→ GIVEN INSTRUCTION
List all the lines in these records that hold "abrasive".

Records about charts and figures
━━━━━━━━
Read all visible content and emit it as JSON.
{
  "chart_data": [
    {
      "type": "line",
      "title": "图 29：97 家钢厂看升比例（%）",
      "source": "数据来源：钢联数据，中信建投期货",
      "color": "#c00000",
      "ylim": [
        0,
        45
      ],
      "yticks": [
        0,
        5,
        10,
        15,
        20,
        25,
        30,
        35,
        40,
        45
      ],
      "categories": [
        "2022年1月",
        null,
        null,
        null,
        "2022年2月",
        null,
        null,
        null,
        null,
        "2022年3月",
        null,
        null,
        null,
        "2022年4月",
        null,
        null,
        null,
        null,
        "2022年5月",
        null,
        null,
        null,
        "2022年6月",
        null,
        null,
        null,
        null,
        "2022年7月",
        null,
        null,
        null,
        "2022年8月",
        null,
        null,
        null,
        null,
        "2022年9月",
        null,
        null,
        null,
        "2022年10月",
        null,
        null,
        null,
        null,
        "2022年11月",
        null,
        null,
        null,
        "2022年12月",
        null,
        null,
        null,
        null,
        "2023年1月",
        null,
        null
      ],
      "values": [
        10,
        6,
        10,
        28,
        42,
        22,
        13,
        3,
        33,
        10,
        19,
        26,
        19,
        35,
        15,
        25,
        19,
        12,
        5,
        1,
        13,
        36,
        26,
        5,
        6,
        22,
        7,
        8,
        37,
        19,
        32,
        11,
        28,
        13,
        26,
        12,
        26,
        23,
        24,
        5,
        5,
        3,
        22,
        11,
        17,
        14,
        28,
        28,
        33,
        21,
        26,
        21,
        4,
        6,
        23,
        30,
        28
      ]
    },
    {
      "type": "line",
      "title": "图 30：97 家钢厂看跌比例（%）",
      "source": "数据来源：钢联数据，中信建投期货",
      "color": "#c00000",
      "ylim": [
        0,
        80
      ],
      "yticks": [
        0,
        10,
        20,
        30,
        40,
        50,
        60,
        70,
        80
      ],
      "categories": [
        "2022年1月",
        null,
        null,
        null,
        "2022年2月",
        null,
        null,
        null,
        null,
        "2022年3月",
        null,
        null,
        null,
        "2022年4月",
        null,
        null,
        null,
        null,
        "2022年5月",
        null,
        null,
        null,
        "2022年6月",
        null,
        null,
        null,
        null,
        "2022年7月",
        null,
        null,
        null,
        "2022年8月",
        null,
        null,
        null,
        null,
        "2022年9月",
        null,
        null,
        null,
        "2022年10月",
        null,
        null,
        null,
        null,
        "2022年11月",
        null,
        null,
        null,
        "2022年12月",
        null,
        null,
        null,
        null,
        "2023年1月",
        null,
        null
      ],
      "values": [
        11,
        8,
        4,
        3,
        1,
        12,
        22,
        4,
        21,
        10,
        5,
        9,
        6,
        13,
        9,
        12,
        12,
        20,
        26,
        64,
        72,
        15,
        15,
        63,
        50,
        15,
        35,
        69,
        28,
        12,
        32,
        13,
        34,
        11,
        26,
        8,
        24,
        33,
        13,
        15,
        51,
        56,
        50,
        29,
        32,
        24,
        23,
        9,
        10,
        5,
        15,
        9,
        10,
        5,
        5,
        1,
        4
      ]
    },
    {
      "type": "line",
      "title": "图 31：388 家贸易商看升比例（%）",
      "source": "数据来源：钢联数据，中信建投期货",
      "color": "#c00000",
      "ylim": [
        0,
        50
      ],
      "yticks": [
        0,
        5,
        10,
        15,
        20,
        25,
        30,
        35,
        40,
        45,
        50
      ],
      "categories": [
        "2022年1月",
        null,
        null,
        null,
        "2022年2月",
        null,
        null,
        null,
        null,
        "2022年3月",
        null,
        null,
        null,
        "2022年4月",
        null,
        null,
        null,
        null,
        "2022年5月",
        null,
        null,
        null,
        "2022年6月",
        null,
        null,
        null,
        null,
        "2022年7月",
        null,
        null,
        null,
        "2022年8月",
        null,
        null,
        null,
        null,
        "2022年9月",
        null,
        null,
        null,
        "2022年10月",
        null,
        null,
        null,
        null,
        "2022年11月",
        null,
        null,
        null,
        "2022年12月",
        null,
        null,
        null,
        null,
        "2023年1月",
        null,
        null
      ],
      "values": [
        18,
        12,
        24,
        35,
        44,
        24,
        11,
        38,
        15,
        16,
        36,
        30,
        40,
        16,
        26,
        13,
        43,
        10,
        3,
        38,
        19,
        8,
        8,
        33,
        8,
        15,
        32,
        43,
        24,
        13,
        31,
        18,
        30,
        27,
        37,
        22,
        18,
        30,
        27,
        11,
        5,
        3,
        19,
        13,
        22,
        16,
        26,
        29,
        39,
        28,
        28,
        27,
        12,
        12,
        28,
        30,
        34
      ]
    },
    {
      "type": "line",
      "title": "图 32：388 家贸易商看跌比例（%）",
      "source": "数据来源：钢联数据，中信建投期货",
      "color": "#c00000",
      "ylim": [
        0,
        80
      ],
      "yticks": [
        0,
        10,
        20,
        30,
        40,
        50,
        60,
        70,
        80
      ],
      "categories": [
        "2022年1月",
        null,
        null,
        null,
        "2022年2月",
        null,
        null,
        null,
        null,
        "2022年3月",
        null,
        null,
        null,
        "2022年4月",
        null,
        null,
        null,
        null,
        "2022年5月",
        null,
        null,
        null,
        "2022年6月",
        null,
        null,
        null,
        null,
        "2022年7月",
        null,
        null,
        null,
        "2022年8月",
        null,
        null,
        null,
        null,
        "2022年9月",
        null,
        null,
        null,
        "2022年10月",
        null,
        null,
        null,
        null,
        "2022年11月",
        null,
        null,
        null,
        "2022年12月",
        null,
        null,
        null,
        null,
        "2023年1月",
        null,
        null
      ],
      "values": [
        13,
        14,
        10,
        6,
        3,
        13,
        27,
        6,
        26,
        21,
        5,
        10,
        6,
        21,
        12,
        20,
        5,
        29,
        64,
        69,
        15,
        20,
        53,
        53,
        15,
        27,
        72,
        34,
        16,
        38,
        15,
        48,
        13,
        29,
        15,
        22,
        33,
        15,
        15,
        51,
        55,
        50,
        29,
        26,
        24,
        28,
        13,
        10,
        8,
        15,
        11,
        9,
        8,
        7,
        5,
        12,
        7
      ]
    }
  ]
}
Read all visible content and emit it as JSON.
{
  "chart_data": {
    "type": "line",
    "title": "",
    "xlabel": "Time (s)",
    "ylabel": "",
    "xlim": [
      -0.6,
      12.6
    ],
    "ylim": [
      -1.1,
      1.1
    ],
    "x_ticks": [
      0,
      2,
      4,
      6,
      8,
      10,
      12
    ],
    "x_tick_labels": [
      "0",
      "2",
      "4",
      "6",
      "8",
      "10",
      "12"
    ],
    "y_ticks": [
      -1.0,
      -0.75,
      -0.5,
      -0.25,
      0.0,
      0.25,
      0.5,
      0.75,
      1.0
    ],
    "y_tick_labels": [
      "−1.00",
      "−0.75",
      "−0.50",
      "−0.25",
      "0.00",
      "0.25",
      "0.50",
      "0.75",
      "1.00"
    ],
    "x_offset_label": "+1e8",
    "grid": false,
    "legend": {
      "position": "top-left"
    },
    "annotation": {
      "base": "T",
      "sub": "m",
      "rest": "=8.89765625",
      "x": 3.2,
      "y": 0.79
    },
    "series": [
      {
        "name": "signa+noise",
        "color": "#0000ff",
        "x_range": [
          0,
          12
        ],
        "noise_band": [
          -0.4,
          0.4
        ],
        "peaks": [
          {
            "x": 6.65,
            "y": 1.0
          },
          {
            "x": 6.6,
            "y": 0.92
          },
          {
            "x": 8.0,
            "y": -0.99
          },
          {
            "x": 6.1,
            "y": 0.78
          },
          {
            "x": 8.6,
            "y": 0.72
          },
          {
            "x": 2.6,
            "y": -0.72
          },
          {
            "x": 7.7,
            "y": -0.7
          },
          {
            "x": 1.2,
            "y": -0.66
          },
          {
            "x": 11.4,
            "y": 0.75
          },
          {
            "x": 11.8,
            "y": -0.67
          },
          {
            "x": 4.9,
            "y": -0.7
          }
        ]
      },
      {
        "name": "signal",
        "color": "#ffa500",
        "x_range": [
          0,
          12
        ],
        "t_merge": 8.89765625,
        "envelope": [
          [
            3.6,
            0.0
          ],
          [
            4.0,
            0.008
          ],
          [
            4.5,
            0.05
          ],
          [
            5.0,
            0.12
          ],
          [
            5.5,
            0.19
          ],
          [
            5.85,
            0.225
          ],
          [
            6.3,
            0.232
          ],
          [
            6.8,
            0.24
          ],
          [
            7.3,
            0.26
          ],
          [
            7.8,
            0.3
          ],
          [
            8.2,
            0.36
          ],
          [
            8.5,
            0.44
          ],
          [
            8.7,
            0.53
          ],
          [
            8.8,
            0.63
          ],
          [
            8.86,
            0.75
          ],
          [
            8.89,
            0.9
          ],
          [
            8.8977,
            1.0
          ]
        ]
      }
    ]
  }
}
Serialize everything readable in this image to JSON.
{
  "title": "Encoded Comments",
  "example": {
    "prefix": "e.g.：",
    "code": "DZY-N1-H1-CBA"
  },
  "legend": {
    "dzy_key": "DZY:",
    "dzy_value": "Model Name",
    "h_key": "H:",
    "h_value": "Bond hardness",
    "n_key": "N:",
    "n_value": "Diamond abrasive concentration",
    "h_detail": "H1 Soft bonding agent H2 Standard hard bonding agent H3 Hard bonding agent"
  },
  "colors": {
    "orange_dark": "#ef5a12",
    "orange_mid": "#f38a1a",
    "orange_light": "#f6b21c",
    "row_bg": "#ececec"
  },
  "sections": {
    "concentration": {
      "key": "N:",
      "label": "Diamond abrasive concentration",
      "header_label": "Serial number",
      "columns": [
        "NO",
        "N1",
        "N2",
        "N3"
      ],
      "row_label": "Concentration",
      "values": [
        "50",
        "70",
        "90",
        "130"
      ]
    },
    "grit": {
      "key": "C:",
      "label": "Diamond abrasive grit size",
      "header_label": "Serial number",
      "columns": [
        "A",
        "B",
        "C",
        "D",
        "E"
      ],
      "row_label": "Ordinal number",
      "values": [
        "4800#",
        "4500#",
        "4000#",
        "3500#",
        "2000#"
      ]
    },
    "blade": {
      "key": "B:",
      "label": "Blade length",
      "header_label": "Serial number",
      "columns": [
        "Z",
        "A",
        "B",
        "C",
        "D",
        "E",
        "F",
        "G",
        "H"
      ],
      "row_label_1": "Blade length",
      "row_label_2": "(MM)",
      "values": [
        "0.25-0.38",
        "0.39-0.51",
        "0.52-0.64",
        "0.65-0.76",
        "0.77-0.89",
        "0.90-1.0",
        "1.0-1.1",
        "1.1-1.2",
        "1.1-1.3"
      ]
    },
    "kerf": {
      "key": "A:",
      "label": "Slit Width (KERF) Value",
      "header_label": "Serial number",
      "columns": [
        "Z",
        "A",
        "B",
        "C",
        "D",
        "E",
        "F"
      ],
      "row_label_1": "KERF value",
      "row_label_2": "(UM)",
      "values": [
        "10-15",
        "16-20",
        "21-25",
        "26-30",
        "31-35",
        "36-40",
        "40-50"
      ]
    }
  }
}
━━━━━━━━
→ REPLY TO THE TASK
    "n_value": "Diamond abrasive concentration",
      "label": "Diamond abrasive concentration",
      "label": "Diamond abrasive grit size",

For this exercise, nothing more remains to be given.